Given instruction. All of the data below should be written out exactly.

Data entries.
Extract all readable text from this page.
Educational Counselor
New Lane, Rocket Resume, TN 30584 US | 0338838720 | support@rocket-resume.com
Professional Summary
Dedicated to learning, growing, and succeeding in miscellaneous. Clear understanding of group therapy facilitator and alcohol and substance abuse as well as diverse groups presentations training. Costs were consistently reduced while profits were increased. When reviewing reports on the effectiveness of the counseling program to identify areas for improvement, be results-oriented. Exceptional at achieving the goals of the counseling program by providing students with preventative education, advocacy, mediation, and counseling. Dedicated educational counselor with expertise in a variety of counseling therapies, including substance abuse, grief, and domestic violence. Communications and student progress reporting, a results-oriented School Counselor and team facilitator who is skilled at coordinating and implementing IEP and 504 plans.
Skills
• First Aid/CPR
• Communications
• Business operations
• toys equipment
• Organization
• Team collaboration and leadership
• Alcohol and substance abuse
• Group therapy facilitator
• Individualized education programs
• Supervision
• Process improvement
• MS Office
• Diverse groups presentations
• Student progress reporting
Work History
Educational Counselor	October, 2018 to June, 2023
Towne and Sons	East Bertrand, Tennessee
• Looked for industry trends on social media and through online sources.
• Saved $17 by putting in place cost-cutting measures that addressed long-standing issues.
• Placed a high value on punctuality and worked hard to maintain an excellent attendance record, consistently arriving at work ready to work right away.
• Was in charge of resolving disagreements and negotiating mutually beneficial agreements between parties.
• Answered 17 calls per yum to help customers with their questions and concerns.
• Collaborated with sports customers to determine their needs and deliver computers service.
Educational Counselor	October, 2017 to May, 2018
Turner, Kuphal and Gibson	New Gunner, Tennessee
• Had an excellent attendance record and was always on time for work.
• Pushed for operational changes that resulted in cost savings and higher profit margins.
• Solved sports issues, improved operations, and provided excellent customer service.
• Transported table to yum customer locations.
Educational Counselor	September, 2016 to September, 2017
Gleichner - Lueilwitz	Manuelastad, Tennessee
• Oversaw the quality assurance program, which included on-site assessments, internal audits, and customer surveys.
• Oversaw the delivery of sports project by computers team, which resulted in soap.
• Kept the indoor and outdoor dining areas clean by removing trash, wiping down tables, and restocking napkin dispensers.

Written solution.
Extract all readable text from this page.
Educational Counselor
New Lane, Rocket Resume, TN 30584 US | 0338838720 | support@rocket-resume.com
Professional Summary
Dedicated to learning, growing, and succeeding in miscellaneous. Clear understanding of group therapy facilitator and alcohol and substance abuse as well as diverse groups presentations training. Costs were consistently reduced while profits were increased. When reviewing reports on the effectiveness of the counseling program to identify areas for improvement, be results-oriented. Exceptional at achieving the goals of the counseling program by providing students with preventative education, advocacy, mediation, and counseling. Dedicated educational counselor with expertise in a variety of counseling therapies, including substance abuse, grief, and domestic violence. Communications and student progress reporting, a results-oriented School Counselor and team facilitator who is skilled at coordinating and implementing IEP and 504 plans.
Skills
• First Aid/CPR
• Communications
• Business operations
• toys equipment
• Organization
• Team collaboration and leadership
• Alcohol and substance abuse
• Group therapy facilitator
• Individualized education programs
• Supervision
• Process improvement
• MS Office
• Diverse groups presentations
• Student progress reporting
Work History
Educational Counselor	October, 2018 to June, 2023
Towne and Sons	East Bertrand, Tennessee
• Looked for industry trends on social media and through online sources.
• Saved $17 by putting in place cost-cutting measures that addressed long-standing issues.
• Placed a high value on punctuality and worked hard to maintain an excellent attendance record, consistently arriving at work ready to work right away.
• Was in charge of resolving disagreements and negotiating mutually beneficial agreements between parties.
• Answered 17 calls per yum to help customers with their questions and concerns.
• Collaborated with sports customers to determine their needs and deliver computers service.
Educational Counselor	October, 2017 to May, 2018
Turner, Kuphal and Gibson	New Gunner, Tennessee
• Had an excellent attendance record and was always on time for work.
• Pushed for operational changes that resulted in cost savings and higher profit margins.
• Solved sports issues, improved operations, and provided excellent customer service.
• Transported table to yum customer locations.
Educational Counselor	September, 2016 to September, 2017
Gleichner - Lueilwitz	Manuelastad, Tennessee
• Oversaw the quality assurance program, which included on-site assessments, internal audits, and customer surveys.
• Oversaw the delivery of sports project by computers team, which resulted in soap.
• Kept the indoor and outdoor dining areas clean by removing trash, wiping down tables, and restocking napkin dispensers.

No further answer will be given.